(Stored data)

—————

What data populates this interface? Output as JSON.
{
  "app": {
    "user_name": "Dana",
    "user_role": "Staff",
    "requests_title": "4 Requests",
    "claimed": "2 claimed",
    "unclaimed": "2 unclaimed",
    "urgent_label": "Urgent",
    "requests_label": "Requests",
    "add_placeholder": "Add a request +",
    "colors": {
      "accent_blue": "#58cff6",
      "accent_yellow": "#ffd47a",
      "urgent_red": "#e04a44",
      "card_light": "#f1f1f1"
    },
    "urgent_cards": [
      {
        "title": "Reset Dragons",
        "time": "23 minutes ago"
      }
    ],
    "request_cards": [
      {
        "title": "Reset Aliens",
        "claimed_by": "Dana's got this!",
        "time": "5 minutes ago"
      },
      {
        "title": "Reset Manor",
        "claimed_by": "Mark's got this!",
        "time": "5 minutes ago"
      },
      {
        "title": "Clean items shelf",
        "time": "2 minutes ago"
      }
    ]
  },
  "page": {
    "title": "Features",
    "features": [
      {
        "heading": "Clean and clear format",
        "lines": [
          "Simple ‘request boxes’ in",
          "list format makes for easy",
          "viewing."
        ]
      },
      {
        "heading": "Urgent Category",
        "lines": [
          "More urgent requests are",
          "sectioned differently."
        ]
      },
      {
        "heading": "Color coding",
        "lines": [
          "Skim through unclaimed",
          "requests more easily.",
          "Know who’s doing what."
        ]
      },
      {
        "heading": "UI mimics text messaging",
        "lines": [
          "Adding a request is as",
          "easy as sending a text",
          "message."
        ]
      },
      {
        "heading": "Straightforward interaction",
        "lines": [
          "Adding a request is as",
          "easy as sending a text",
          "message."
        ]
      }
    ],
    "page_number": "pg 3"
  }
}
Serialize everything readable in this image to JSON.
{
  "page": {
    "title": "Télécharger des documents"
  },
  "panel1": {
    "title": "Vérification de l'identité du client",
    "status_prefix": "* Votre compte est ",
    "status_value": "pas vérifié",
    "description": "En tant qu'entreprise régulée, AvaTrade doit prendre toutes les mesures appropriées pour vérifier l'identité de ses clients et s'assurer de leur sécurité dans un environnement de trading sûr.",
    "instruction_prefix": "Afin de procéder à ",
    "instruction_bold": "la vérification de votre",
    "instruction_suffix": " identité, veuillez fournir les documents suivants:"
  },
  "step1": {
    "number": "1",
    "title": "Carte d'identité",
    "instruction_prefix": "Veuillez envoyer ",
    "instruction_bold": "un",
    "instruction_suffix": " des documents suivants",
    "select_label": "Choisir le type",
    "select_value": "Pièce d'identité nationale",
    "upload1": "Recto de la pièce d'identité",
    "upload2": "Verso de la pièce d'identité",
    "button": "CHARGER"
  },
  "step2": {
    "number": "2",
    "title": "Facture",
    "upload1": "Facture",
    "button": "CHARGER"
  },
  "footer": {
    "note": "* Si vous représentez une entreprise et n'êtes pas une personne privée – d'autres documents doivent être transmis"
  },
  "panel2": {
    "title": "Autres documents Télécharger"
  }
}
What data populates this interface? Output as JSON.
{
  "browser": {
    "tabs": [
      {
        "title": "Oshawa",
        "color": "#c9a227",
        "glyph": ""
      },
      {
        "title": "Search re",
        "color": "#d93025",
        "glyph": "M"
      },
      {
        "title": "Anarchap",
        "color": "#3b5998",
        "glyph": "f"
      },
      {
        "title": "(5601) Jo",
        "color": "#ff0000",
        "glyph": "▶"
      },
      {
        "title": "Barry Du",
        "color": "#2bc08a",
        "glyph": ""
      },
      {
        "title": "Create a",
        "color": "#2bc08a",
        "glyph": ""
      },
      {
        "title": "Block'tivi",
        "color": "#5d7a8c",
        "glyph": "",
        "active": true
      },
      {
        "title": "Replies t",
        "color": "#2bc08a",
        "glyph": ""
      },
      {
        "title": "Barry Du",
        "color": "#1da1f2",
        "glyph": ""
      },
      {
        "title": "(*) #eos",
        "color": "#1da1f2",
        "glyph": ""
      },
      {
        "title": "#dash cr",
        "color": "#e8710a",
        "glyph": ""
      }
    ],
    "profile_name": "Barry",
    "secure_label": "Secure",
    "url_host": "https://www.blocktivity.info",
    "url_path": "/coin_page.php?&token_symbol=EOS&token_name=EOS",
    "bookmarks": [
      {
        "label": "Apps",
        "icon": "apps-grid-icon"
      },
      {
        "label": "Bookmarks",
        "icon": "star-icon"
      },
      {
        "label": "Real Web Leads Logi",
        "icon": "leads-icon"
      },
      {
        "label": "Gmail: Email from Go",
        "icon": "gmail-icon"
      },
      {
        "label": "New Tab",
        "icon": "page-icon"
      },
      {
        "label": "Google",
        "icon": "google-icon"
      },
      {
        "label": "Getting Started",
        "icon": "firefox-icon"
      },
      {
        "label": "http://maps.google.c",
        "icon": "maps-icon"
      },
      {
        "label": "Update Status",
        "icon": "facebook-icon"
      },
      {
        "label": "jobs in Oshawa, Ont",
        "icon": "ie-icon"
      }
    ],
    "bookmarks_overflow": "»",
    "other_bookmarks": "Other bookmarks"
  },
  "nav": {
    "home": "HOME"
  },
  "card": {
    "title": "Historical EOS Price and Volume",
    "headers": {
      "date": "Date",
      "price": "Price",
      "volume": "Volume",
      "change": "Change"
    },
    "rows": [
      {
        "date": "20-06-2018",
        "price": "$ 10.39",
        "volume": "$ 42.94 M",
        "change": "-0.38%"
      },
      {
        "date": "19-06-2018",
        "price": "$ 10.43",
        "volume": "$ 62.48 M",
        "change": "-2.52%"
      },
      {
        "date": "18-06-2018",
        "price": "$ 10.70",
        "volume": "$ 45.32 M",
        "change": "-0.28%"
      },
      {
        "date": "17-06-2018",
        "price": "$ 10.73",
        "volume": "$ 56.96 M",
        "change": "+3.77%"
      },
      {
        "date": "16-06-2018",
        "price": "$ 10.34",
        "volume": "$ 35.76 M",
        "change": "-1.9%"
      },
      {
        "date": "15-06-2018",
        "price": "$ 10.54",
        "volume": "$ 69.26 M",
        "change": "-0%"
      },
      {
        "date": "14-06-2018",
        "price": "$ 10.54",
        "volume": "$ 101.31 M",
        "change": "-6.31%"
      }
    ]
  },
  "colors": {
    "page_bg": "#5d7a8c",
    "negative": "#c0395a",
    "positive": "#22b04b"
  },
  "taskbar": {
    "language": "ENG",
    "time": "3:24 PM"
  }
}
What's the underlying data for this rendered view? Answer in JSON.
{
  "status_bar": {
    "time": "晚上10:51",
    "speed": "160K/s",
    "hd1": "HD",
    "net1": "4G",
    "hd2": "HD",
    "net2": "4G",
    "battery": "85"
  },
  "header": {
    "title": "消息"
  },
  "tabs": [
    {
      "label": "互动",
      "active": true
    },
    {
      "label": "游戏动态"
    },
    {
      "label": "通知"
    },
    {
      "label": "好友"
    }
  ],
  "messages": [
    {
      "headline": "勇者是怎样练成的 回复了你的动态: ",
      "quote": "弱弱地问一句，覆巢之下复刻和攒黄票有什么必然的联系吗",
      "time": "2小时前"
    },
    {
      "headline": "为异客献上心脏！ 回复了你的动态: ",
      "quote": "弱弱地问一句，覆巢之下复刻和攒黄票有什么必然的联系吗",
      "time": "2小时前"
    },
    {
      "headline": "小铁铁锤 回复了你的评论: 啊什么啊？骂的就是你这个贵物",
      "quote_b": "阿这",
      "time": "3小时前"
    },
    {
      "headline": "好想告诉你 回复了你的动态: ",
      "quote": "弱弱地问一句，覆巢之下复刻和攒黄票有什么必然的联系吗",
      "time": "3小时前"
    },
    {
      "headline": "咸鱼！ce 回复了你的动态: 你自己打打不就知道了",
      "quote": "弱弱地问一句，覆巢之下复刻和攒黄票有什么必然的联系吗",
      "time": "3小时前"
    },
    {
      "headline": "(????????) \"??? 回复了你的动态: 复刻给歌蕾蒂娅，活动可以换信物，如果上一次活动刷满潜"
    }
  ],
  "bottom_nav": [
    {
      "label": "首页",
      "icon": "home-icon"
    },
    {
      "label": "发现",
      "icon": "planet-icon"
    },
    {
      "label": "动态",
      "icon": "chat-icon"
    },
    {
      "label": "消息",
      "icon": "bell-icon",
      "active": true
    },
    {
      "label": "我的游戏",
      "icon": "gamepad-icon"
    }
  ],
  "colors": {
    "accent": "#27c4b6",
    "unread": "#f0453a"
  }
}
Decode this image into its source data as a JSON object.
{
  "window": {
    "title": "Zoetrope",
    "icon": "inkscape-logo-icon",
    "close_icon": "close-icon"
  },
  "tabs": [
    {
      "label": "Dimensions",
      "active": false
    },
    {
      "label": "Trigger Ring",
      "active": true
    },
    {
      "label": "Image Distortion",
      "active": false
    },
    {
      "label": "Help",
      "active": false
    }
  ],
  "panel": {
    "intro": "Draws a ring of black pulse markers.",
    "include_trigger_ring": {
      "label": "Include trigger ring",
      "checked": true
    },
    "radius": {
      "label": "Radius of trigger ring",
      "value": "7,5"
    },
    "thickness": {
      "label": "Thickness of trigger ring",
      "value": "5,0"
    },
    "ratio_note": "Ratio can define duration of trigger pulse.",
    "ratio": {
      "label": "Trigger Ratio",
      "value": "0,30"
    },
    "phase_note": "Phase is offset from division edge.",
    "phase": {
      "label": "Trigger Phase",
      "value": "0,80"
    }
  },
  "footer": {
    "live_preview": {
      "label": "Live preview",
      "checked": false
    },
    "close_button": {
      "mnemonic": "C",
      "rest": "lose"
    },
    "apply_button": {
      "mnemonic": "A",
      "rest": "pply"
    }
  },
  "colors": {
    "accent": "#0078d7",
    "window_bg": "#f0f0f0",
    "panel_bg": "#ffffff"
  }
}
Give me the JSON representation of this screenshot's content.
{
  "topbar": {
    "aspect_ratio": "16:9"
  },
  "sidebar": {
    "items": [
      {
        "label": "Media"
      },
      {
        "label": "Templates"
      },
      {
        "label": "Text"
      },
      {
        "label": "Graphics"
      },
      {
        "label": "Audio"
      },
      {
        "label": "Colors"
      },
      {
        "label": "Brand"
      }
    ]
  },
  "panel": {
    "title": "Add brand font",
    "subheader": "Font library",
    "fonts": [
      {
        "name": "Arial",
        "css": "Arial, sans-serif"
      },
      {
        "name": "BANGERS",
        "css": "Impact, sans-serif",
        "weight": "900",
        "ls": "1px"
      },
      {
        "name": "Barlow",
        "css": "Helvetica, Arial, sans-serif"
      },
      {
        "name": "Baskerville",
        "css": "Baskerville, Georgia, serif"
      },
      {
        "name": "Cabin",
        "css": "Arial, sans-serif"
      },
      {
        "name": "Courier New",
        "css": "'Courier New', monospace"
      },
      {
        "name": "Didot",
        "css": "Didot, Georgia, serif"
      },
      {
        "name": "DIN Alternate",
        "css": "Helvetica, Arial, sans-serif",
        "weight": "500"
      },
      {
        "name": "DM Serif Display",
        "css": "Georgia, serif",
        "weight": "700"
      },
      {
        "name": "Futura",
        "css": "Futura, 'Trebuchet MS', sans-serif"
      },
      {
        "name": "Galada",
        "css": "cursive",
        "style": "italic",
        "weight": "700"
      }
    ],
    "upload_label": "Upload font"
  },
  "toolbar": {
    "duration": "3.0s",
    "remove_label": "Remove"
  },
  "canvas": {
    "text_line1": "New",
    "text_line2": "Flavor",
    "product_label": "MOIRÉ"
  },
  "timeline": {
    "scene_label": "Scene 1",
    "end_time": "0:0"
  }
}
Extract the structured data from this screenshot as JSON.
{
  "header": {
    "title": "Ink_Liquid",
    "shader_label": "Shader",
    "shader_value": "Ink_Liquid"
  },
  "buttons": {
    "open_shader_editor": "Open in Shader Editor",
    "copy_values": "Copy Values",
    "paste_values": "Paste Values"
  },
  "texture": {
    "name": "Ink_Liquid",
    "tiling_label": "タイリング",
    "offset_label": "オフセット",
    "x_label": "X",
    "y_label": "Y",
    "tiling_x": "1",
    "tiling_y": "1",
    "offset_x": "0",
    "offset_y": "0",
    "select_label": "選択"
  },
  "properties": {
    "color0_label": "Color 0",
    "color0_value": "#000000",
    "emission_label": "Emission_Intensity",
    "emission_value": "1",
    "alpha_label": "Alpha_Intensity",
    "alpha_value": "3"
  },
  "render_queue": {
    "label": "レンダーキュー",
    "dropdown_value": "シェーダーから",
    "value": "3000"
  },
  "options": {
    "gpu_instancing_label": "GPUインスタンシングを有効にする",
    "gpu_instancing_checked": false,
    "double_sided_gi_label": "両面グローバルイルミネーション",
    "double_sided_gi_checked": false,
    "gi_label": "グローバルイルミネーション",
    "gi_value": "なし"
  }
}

—————

WHAT IS BEING ASKED
Find the lines of the material that hold the word "Clean" and report their count alone.

SOLUTION TO THIS EXERCISE
2